▶ INSTRUCTIONS FOR THE TASK:
Every record must be repeated exactly; omit any pictures they contain.

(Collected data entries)
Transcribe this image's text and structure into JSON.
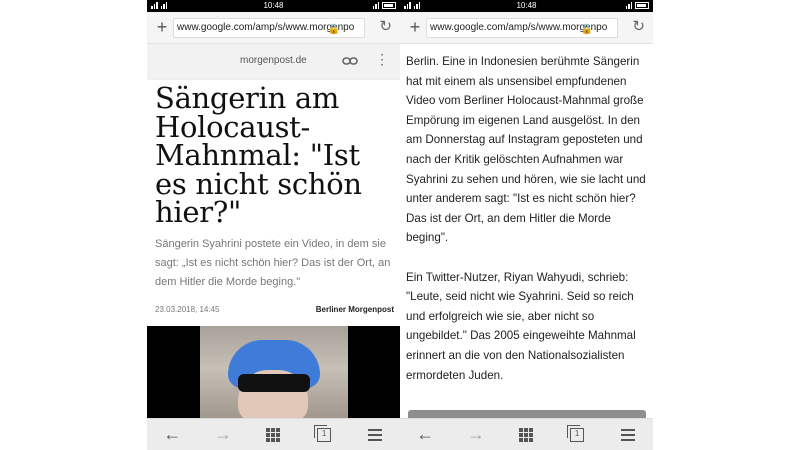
{
  "status": {
    "time": "10:48"
  },
  "left": {
    "url": "www.google.com/amp/s/www.morgenpo",
    "site": "morgenpost.de",
    "headline": "Sängerin am Holocaust-Mahnmal: \"Ist es nicht schön hier?\"",
    "subheadline": "Sängerin Syahrini postete ein Video, in dem sie sagt: „Ist es nicht schön hier? Das ist der Ort, an dem Hitler die Morde beging.\"",
    "date": "23.03.2018, 14:45",
    "source": "Berliner Morgenpost"
  },
  "right": {
    "url": "www.google.com/amp/s/www.morgenpo",
    "paragraphs": [
      "Berlin. Eine in Indonesien berühmte Sängerin hat mit einem als unsensibel empfundenen Video vom Berliner Holocaust-Mahnmal große Empörung im eigenen Land ausgelöst. In den am Donnerstag auf Instagram geposteten und nach der Kritik gelöschten Aufnahmen war Syahrini zu sehen und hören, wie sie lacht und unter anderem sagt: \"Ist es nicht schön hier? Das ist der Ort, an dem Hitler die Morde beging\".",
      "Ein Twitter-Nutzer, Riyan Wahyudi, schrieb: \"Leute, seid nicht wie Syahrini. Seid so reich und erfolgreich wie sie, aber nicht so ungebildet.\" Das 2005 eingeweihte Mahnmal erinnert an die von den Nationalsozialisten ermordeten Juden."
    ]
  },
  "bottombar": {
    "tab_count": "1"
  },
  "icons": {
    "plus": "+",
    "lock": "🔒",
    "reload": "↻",
    "link": "🔗",
    "more": "⋮",
    "back": "←",
    "forward": "→"
  }
}
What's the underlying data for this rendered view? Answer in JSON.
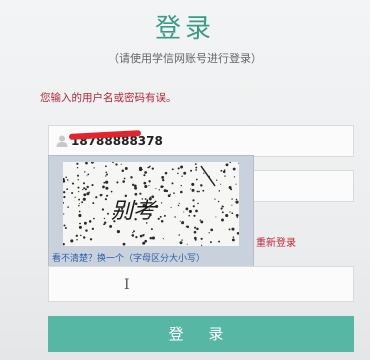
{
  "page": {
    "title": "登录",
    "subtitle": "（请使用学信网账号进行登录）",
    "error_message": "您输入的用户名或密码有误。"
  },
  "form": {
    "username_value": "18788888378",
    "relogin_link": "重新登录",
    "login_button": "登 录"
  },
  "captcha": {
    "image_text": "别考",
    "hint_prefix": "看不清楚？",
    "refresh_link": "换一个",
    "hint_suffix": "（字母区分大小写）"
  },
  "colors": {
    "title": "#3a9c85",
    "error": "#b0283a",
    "button": "#55b7a4",
    "link": "#2d5ea6"
  },
  "icons": [
    "user-icon",
    "text-cursor-icon"
  ]
}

▶ SOLVED PROBLEM:
Transcribe this image's text and structure into JSON.
{
  "status": {
    "time": "10:48"
  },
  "left": {
    "url": "www.google.com/amp/s/www.morgenpo",
    "site": "morgenpost.de",
    "headline": "Sängerin am Holocaust-Mahnmal: \"Ist es nicht schön hier?\"",
    "subheadline": "Sängerin Syahrini postete ein Video, in dem sie sagt: „Ist es nicht schön hier? Das ist der Ort, an dem Hitler die Morde beging.\"",
    "date": "23.03.2018, 14:45",
    "source": "Berliner Morgenpost"
  },
  "right": {
    "url": "www.google.com/amp/s/www.morgenpo",
    "paragraphs": [
      "Berlin. Eine in Indonesien berühmte Sängerin hat mit einem als unsensibel empfundenen Video vom Berliner Holocaust-Mahnmal große Empörung im eigenen Land ausgelöst. In den am Donnerstag auf Instagram geposteten und nach der Kritik gelöschten Aufnahmen war Syahrini zu sehen und hören, wie sie lacht und unter anderem sagt: \"Ist es nicht schön hier? Das ist der Ort, an dem Hitler die Morde beging\".",
      "Ein Twitter-Nutzer, Riyan Wahyudi, schrieb: \"Leute, seid nicht wie Syahrini. Seid so reich und erfolgreich wie sie, aber nicht so ungebildet.\" Das 2005 eingeweihte Mahnmal erinnert an die von den Nationalsozialisten ermordeten Juden."
    ]
  },
  "bottombar": {
    "tab_count": "1"
  },
  "icons": {
    "plus": "+",
    "lock": "🔒",
    "reload": "↻",
    "link": "🔗",
    "more": "⋮",
    "back": "←",
    "forward": "→"
  }
}
What's the underlying data for this rendered view? Answer in JSON.
{
  "page": {
    "title": "登录",
    "subtitle": "（请使用学信网账号进行登录）",
    "error_message": "您输入的用户名或密码有误。"
  },
  "form": {
    "username_value": "18788888378",
    "relogin_link": "重新登录",
    "login_button": "登 录"
  },
  "captcha": {
    "image_text": "别考",
    "hint_prefix": "看不清楚？",
    "refresh_link": "换一个",
    "hint_suffix": "（字母区分大小写）"
  },
  "colors": {
    "title": "#3a9c85",
    "error": "#b0283a",
    "button": "#55b7a4",
    "link": "#2d5ea6"
  },
  "icons": [
    "user-icon",
    "text-cursor-icon"
  ]
}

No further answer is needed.